[Data records]
• • •

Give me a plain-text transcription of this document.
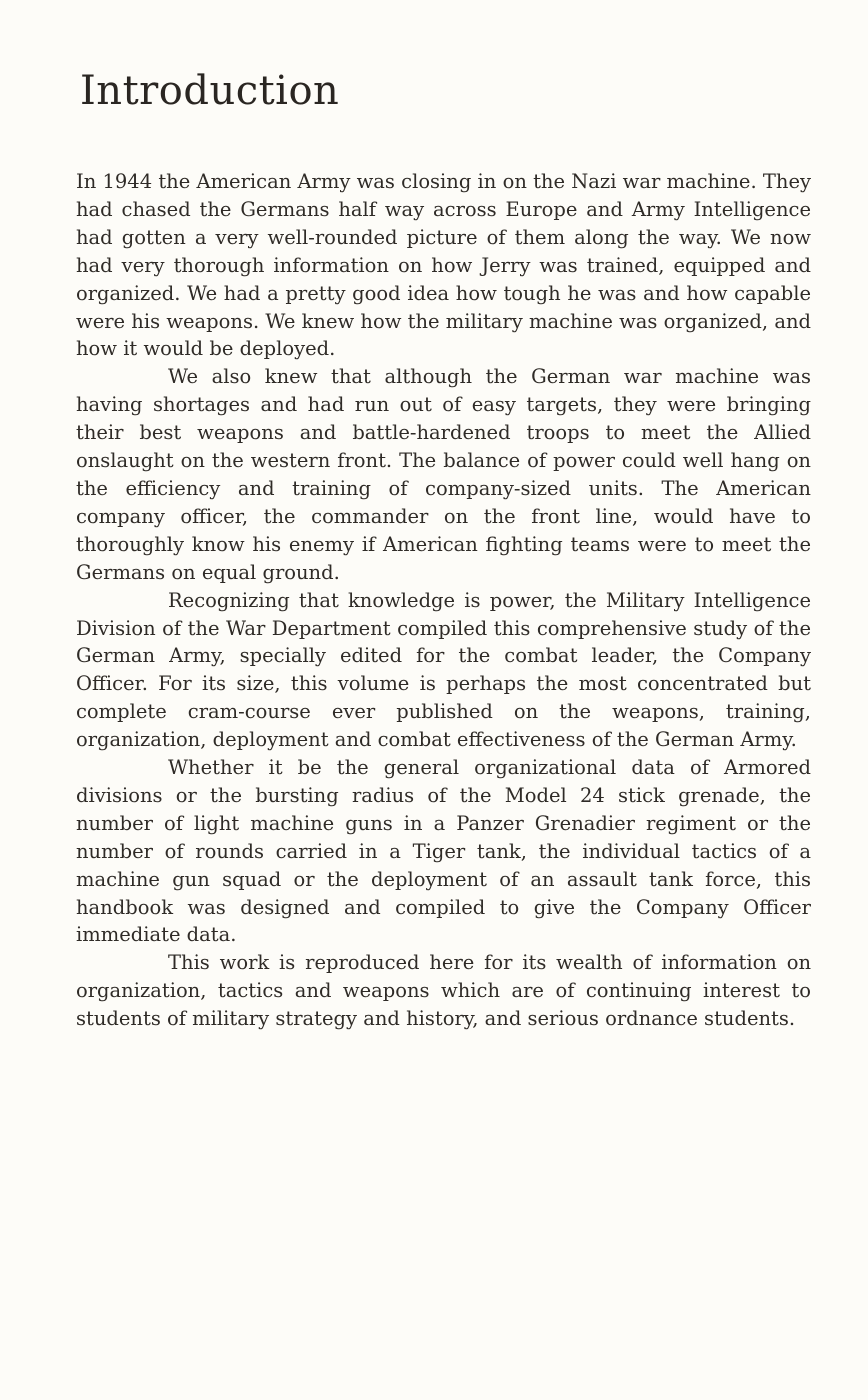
Introduction

In 1944 the American Army was closing in on the Nazi war machine. They had chased the Germans half way across Europe and Army Intelligence had gotten a very well-rounded picture of them along the way. We now had very thorough information on how Jerry was trained, equipped and organized. We had a pretty good idea how tough he was and how capable were his weapons. We knew how the military machine was organized, and how it would be deployed.

We also knew that although the German war machine was having shortages and had run out of easy targets, they were bringing their best weapons and battle-hardened troops to meet the Allied onslaught on the western front. The balance of power could well hang on the efficiency and training of company-sized units. The American company officer, the commander on the front line, would have to thoroughly know his enemy if American fighting teams were to meet the Germans on equal ground.

Recognizing that knowledge is power, the Military Intelligence Division of the War Department compiled this comprehensive study of the German Army, specially edited for the combat leader, the Company Officer. For its size, this volume is perhaps the most concentrated but complete cram-course ever published on the weapons, training, organization, deployment and combat effectiveness of the German Army.

Whether it be the general organizational data of Armored divisions or the bursting radius of the Model 24 stick grenade, the number of light machine guns in a Panzer Grenadier regiment or the number of rounds carried in a Tiger tank, the individual tactics of a machine gun squad or the deployment of an assault tank force, this handbook was designed and compiled to give the Company Officer immediate data.

This work is reproduced here for its wealth of information on organization, tactics and weapons which are of continuing interest to students of military strategy and history, and serious ordnance students.
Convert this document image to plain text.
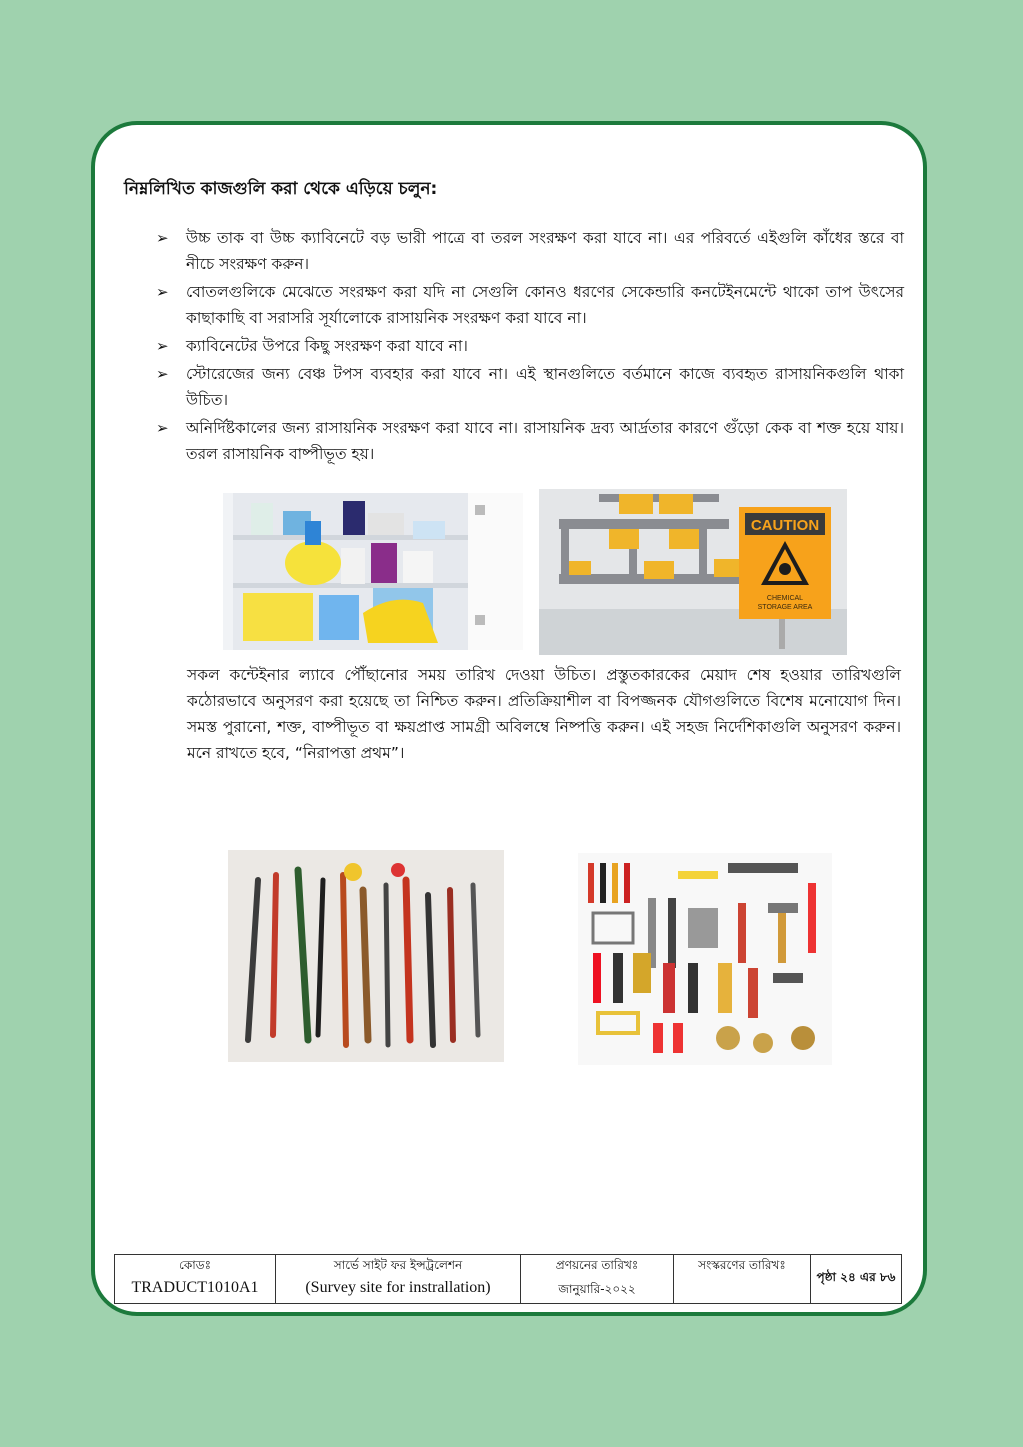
নিম্নলিখিত কাজগুলি করা থেকে এড়িয়ে চলুন:
➢ উচ্চ তাক বা উচ্চ ক্যাবিনেটে বড় ভারী পাত্রে বা তরল সংরক্ষণ করা যাবে না। এর পরিবর্তে এইগুলি কাঁধের স্তরে বা নীচে সংরক্ষণ করুন।
➢ বোতলগুলিকে মেঝেতে সংরক্ষণ করা যদি না সেগুলি কোনও ধরণের সেকেন্ডারি কনটেইনমেন্টে থাকো তাপ উৎসের কাছাকাছি বা সরাসরি সূর্যালোকে রাসায়নিক সংরক্ষণ করা যাবে না।
➢ ক্যাবিনেটের উপরে কিছু সংরক্ষণ করা যাবে না।
➢ স্টোরেজের জন্য বেঞ্চ টপস ব্যবহার করা যাবে না। এই স্থানগুলিতে বর্তমানে কাজে ব্যবহৃত রাসায়নিকগুলি থাকা উচিত।
➢ অনির্দিষ্টকালের জন্য রাসায়নিক সংরক্ষণ করা যাবে না। রাসায়নিক দ্রব্য আর্দ্রতার কারণে গুঁড়ো কেক বা শক্ত হয়ে যায়। তরল রাসায়নিক বাষ্পীভূত হয়।
CAUTION
CHEMICAL
STORAGE AREA

সকল কন্টেইনার ল্যাবে পৌঁছানোর সময় তারিখ দেওয়া উচিত। প্রস্তুতকারকের মেয়াদ শেষ হওয়ার তারিখগুলি কঠোরভাবে অনুসরণ করা হয়েছে তা নিশ্চিত করুন। প্রতিক্রিয়াশীল বা বিপজ্জনক যৌগগুলিতে বিশেষ মনোযোগ দিন। সমস্ত পুরানো, শক্ত, বাষ্পীভূত বা ক্ষয়প্রাপ্ত সামগ্রী অবিলম্বে নিষ্পত্তি করুন। এই সহজ নির্দেশিকাগুলি অনুসরণ করুন। মনে রাখতে হবে, “নিরাপত্তা প্রথম”।

কোডঃ
TRADUCT1010A1

সার্ভে সাইট ফর ইন্সট্রলেশন
(Survey site for instrallation)

প্রণয়নের তারিখঃ
জানুয়ারি-২০২২

সংস্করণের তারিখঃ
	পৃষ্ঠা ২৪ এর ৮৬
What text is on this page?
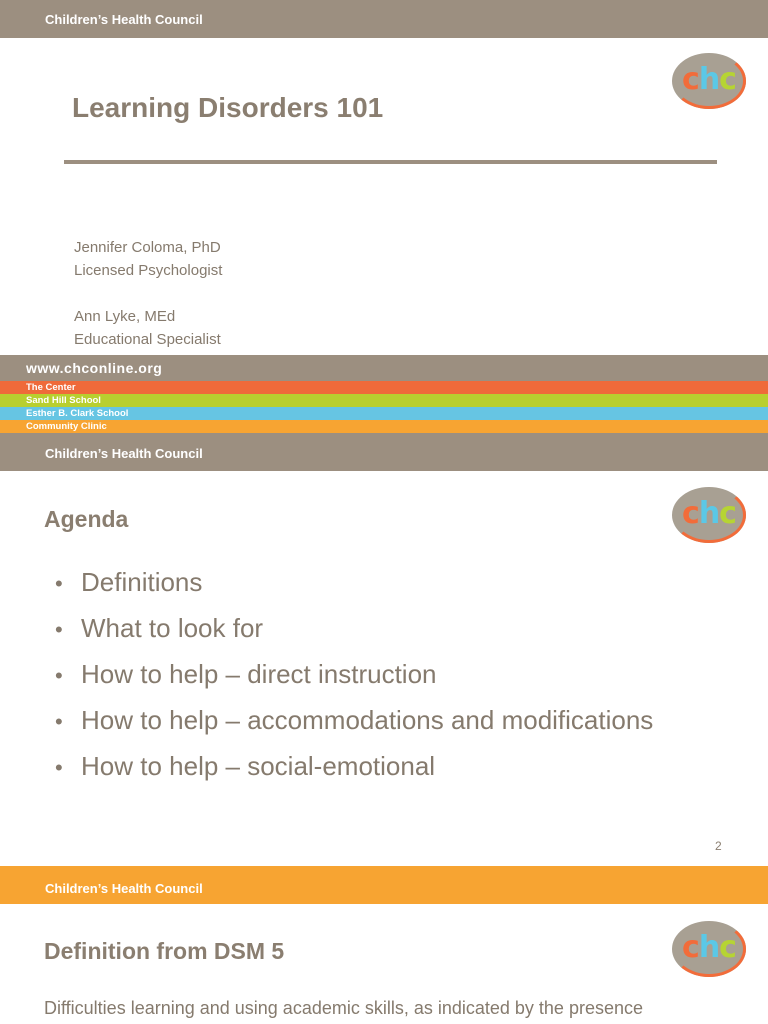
Children’s Health Council
chc
Learning Disorders 101
Jennifer Coloma, PhD
Licensed Psychologist
Ann Lyke, MEd
Educational Specialist
www.chconline.org
The Center
Sand Hill School
Esther B. Clark School
Community Clinic
Children’s Health Council
chc
Agenda
• Definitions
• What to look for
• How to help – direct instruction
• How to help – accommodations and modifications
• How to help – social-emotional
2
Children’s Health Council
chc
Definition from DSM 5
Difficulties learning and using academic skills, as indicated by the presence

• • •

Task to carry out:
Copy every line above in which the string "Army" shows up.

Problem solution:
In 1944 the American Army was closing in on the Nazi war machine. They had chased the Germans half way across Europe and Army Intelligence had gotten a very well-rounded picture of them along the way. We now had very thorough information on how Jerry was trained, equipped and organized. We had a pretty good idea how tough he was and how capable were his weapons. We knew how the military machine was organized, and how it would be deployed.
Recognizing that knowledge is power, the Military Intelligence Division of the War Department compiled this comprehensive study of the German Army, specially edited for the combat leader, the Company Officer. For its size, this volume is perhaps the most concentrated but complete cram-course ever published on the weapons, training, organization, deployment and combat effectiveness of the German Army.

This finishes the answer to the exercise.